YOUR GOAL: In the following material, identify every line holding the string "EURUSD" and return it.

RECORD LIST:
/---

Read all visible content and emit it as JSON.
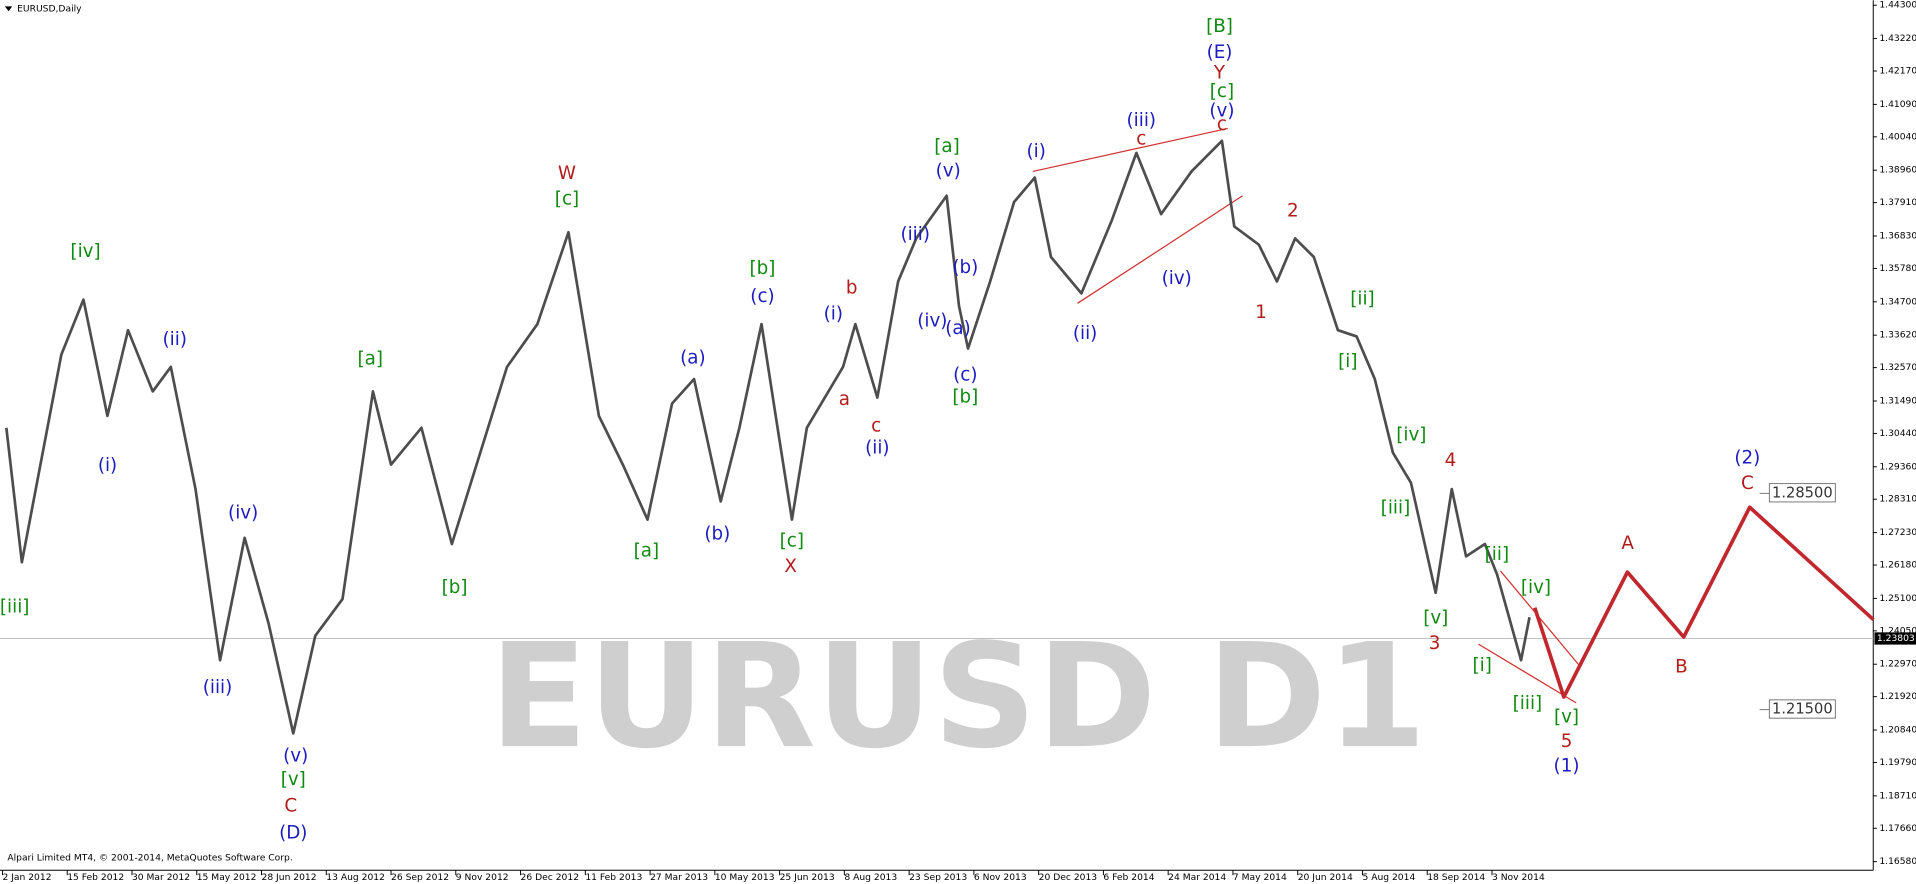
{
  "chart_data": {
    "type": "line",
    "title": "EURUSD,Daily",
    "watermark": "EURUSD D1",
    "footer": "Alpari Limited MT4, © 2001-2014, MetaQuotes Software Corp.",
    "xlim": [
      -0.038,
      28.887
    ],
    "xticks": [
      {
        "value": 0,
        "label": "2 Jan 2012"
      },
      {
        "value": 1,
        "label": "15 Feb 2012"
      },
      {
        "value": 2,
        "label": "30 Mar 2012"
      },
      {
        "value": 3,
        "label": "15 May 2012"
      },
      {
        "value": 4,
        "label": "28 Jun 2012"
      },
      {
        "value": 5,
        "label": "13 Aug 2012"
      },
      {
        "value": 6,
        "label": "26 Sep 2012"
      },
      {
        "value": 7,
        "label": "9 Nov 2012"
      },
      {
        "value": 8,
        "label": "26 Dec 2012"
      },
      {
        "value": 9,
        "label": "11 Feb 2013"
      },
      {
        "value": 10,
        "label": "27 Mar 2013"
      },
      {
        "value": 11,
        "label": "10 May 2013"
      },
      {
        "value": 12,
        "label": "25 Jun 2013"
      },
      {
        "value": 13,
        "label": "8 Aug 2013"
      },
      {
        "value": 14,
        "label": "23 Sep 2013"
      },
      {
        "value": 15,
        "label": "6 Nov 2013"
      },
      {
        "value": 16,
        "label": "20 Dec 2013"
      },
      {
        "value": 17,
        "label": "6 Feb 2014"
      },
      {
        "value": 18,
        "label": "24 Mar 2014"
      },
      {
        "value": 19,
        "label": "7 May 2014"
      },
      {
        "value": 20,
        "label": "20 Jun 2014"
      },
      {
        "value": 21,
        "label": "5 Aug 2014"
      },
      {
        "value": 22,
        "label": "18 Sep 2014"
      },
      {
        "value": 23,
        "label": "3 Nov 2014"
      }
    ],
    "ylim": [
      1.163,
      1.4446
    ],
    "yticks": [
      {
        "value": 1.443,
        "label": "1.44300"
      },
      {
        "value": 1.4322,
        "label": "1.43220"
      },
      {
        "value": 1.4217,
        "label": "1.42170"
      },
      {
        "value": 1.4109,
        "label": "1.41090"
      },
      {
        "value": 1.4004,
        "label": "1.40040"
      },
      {
        "value": 1.3896,
        "label": "1.38960"
      },
      {
        "value": 1.3791,
        "label": "1.37910"
      },
      {
        "value": 1.3683,
        "label": "1.36830"
      },
      {
        "value": 1.3578,
        "label": "1.35780"
      },
      {
        "value": 1.347,
        "label": "1.34700"
      },
      {
        "value": 1.3362,
        "label": "1.33620"
      },
      {
        "value": 1.3257,
        "label": "1.32570"
      },
      {
        "value": 1.3149,
        "label": "1.31490"
      },
      {
        "value": 1.3044,
        "label": "1.30440"
      },
      {
        "value": 1.2936,
        "label": "1.29360"
      },
      {
        "value": 1.2831,
        "label": "1.28310"
      },
      {
        "value": 1.2723,
        "label": "1.27230"
      },
      {
        "value": 1.2618,
        "label": "1.26180"
      },
      {
        "value": 1.251,
        "label": "1.25100"
      },
      {
        "value": 1.2405,
        "label": "1.24050"
      },
      {
        "value": 1.2297,
        "label": "1.22970"
      },
      {
        "value": 1.2192,
        "label": "1.21920"
      },
      {
        "value": 1.2084,
        "label": "1.20840"
      },
      {
        "value": 1.1979,
        "label": "1.19790"
      },
      {
        "value": 1.1871,
        "label": "1.18710"
      },
      {
        "value": 1.1766,
        "label": "1.17660"
      },
      {
        "value": 1.1658,
        "label": "1.16580"
      }
    ],
    "price": {
      "color": "#4d4d4d",
      "x": [
        0.06,
        0.3,
        0.91,
        1.25,
        1.62,
        1.94,
        2.32,
        2.6,
        2.98,
        3.36,
        3.74,
        4.11,
        4.49,
        4.83,
        5.25,
        5.72,
        6.0,
        6.47,
        6.94,
        7.32,
        7.79,
        8.26,
        8.74,
        9.21,
        9.58,
        9.96,
        10.34,
        10.68,
        11.09,
        11.38,
        11.72,
        11.94,
        12.19,
        12.42,
        12.98,
        13.17,
        13.51,
        13.83,
        14.11,
        14.58,
        14.77,
        14.91,
        15.25,
        15.62,
        15.94,
        16.19,
        16.66,
        17.13,
        17.51,
        17.89,
        18.36,
        18.83,
        19.02,
        19.4,
        19.68,
        19.96,
        20.25,
        20.62,
        20.91,
        21.19,
        21.47,
        21.75,
        22.13,
        22.38,
        22.6,
        22.89,
        23.08,
        23.45,
        23.58
      ],
      "values": [
        1.3062,
        1.2627,
        1.3299,
        1.3477,
        1.3101,
        1.3378,
        1.318,
        1.3259,
        1.2864,
        1.231,
        1.2706,
        1.2429,
        1.2073,
        1.2389,
        1.2508,
        1.318,
        1.2943,
        1.3062,
        1.2686,
        1.2943,
        1.3259,
        1.3398,
        1.3695,
        1.3101,
        1.2943,
        1.2765,
        1.3141,
        1.322,
        1.2824,
        1.3062,
        1.3398,
        1.3101,
        1.2765,
        1.3062,
        1.3259,
        1.3398,
        1.316,
        1.3536,
        1.3675,
        1.3813,
        1.3457,
        1.3319,
        1.3536,
        1.3793,
        1.3872,
        1.3615,
        1.3497,
        1.3734,
        1.3952,
        1.3754,
        1.3892,
        1.3991,
        1.3714,
        1.3655,
        1.3536,
        1.3675,
        1.3615,
        1.3378,
        1.3358,
        1.322,
        1.2982,
        1.2884,
        1.2528,
        1.2864,
        1.2646,
        1.2686,
        1.2587,
        1.231,
        1.2449
      ]
    },
    "projection": {
      "color": "#c0282d",
      "x": [
        23.66,
        24.11,
        25.09,
        25.96,
        26.98,
        28.89
      ],
      "values": [
        1.248,
        1.2191,
        1.2595,
        1.2385,
        1.2805,
        1.2441
      ]
    },
    "channels": [
      {
        "color": "#d03030",
        "x": [
          15.91,
          18.92
        ],
        "values": [
          1.3892,
          1.4031
        ]
      },
      {
        "color": "#d03030",
        "x": [
          16.6,
          19.15
        ],
        "values": [
          1.3465,
          1.3813
        ]
      },
      {
        "color": "#d03030",
        "x": [
          23.13,
          24.36
        ],
        "values": [
          1.2599,
          1.229
        ]
      },
      {
        "color": "#d03030",
        "x": [
          22.79,
          24.3
        ],
        "values": [
          1.2362,
          1.2172
        ]
      }
    ],
    "current_price": {
      "value": 1.23803,
      "label": "1.23803"
    },
    "levels": [
      {
        "value": 1.285,
        "label": "1.28500"
      },
      {
        "value": 1.215,
        "label": "1.21500"
      }
    ],
    "wave_labels": [
      {
        "text": "[iii]",
        "color": "#108a10"
      },
      {
        "text": "[iv]",
        "color": "#108a10"
      },
      {
        "text": "(i)",
        "color": "#1c1cc0"
      },
      {
        "text": "(ii)",
        "color": "#1c1cc0"
      },
      {
        "text": "(iii)",
        "color": "#1c1cc0"
      },
      {
        "text": "(iv)",
        "color": "#1c1cc0"
      },
      {
        "text": "(v)",
        "color": "#1c1cc0"
      },
      {
        "text": "[v]",
        "color": "#108a10"
      },
      {
        "text": "C",
        "color": "#b41c1c"
      },
      {
        "text": "(D)",
        "color": "#1c1cc0"
      },
      {
        "text": "[a]",
        "color": "#108a10"
      },
      {
        "text": "[b]",
        "color": "#108a10"
      },
      {
        "text": "W",
        "color": "#b41c1c"
      },
      {
        "text": "[c]",
        "color": "#108a10"
      },
      {
        "text": "[a]",
        "color": "#108a10"
      },
      {
        "text": "(a)",
        "color": "#1c1cc0"
      },
      {
        "text": "(b)",
        "color": "#1c1cc0"
      },
      {
        "text": "[b]",
        "color": "#108a10"
      },
      {
        "text": "(c)",
        "color": "#1c1cc0"
      },
      {
        "text": "[c]",
        "color": "#108a10"
      },
      {
        "text": "X",
        "color": "#b41c1c"
      },
      {
        "text": "(i)",
        "color": "#1c1cc0"
      },
      {
        "text": "b",
        "color": "#b41c1c"
      },
      {
        "text": "a",
        "color": "#b41c1c"
      },
      {
        "text": "c",
        "color": "#b41c1c"
      },
      {
        "text": "(ii)",
        "color": "#1c1cc0"
      },
      {
        "text": "(iii)",
        "color": "#1c1cc0"
      },
      {
        "text": "[a]",
        "color": "#108a10"
      },
      {
        "text": "(v)",
        "color": "#1c1cc0"
      },
      {
        "text": "(iv)",
        "color": "#1c1cc0"
      },
      {
        "text": "(b)",
        "color": "#1c1cc0"
      },
      {
        "text": "(a)",
        "color": "#1c1cc0"
      },
      {
        "text": "(c)",
        "color": "#1c1cc0"
      },
      {
        "text": "[b]",
        "color": "#108a10"
      },
      {
        "text": "(i)",
        "color": "#1c1cc0"
      },
      {
        "text": "(ii)",
        "color": "#1c1cc0"
      },
      {
        "text": "(iii)",
        "color": "#1c1cc0"
      },
      {
        "text": "c",
        "color": "#b41c1c"
      },
      {
        "text": "(iv)",
        "color": "#1c1cc0"
      },
      {
        "text": "[B]",
        "color": "#108a10"
      },
      {
        "text": "(E)",
        "color": "#1c1cc0"
      },
      {
        "text": "Y",
        "color": "#b41c1c"
      },
      {
        "text": "[c]",
        "color": "#108a10"
      },
      {
        "text": "(v)",
        "color": "#1c1cc0"
      },
      {
        "text": "c",
        "color": "#b41c1c"
      },
      {
        "text": "1",
        "color": "#b41c1c"
      },
      {
        "text": "2",
        "color": "#b41c1c"
      },
      {
        "text": "[ii]",
        "color": "#108a10"
      },
      {
        "text": "[i]",
        "color": "#108a10"
      },
      {
        "text": "[iv]",
        "color": "#108a10"
      },
      {
        "text": "[iii]",
        "color": "#108a10"
      },
      {
        "text": "4",
        "color": "#b41c1c"
      },
      {
        "text": "[v]",
        "color": "#108a10"
      },
      {
        "text": "3",
        "color": "#b41c1c"
      },
      {
        "text": "[ii]",
        "color": "#108a10"
      },
      {
        "text": "[iv]",
        "color": "#108a10"
      },
      {
        "text": "[i]",
        "color": "#108a10"
      },
      {
        "text": "[iii]",
        "color": "#108a10"
      },
      {
        "text": "[v]",
        "color": "#108a10"
      },
      {
        "text": "5",
        "color": "#b41c1c"
      },
      {
        "text": "(1)",
        "color": "#1c1cc0"
      },
      {
        "text": "A",
        "color": "#b41c1c"
      },
      {
        "text": "B",
        "color": "#b41c1c"
      },
      {
        "text": "(2)",
        "color": "#1c1cc0"
      },
      {
        "text": "C",
        "color": "#b41c1c"
      }
    ]
  }
}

\---

EXERCISE RESULT:
    "title": "EURUSD,Daily",
    "watermark": "EURUSD D1",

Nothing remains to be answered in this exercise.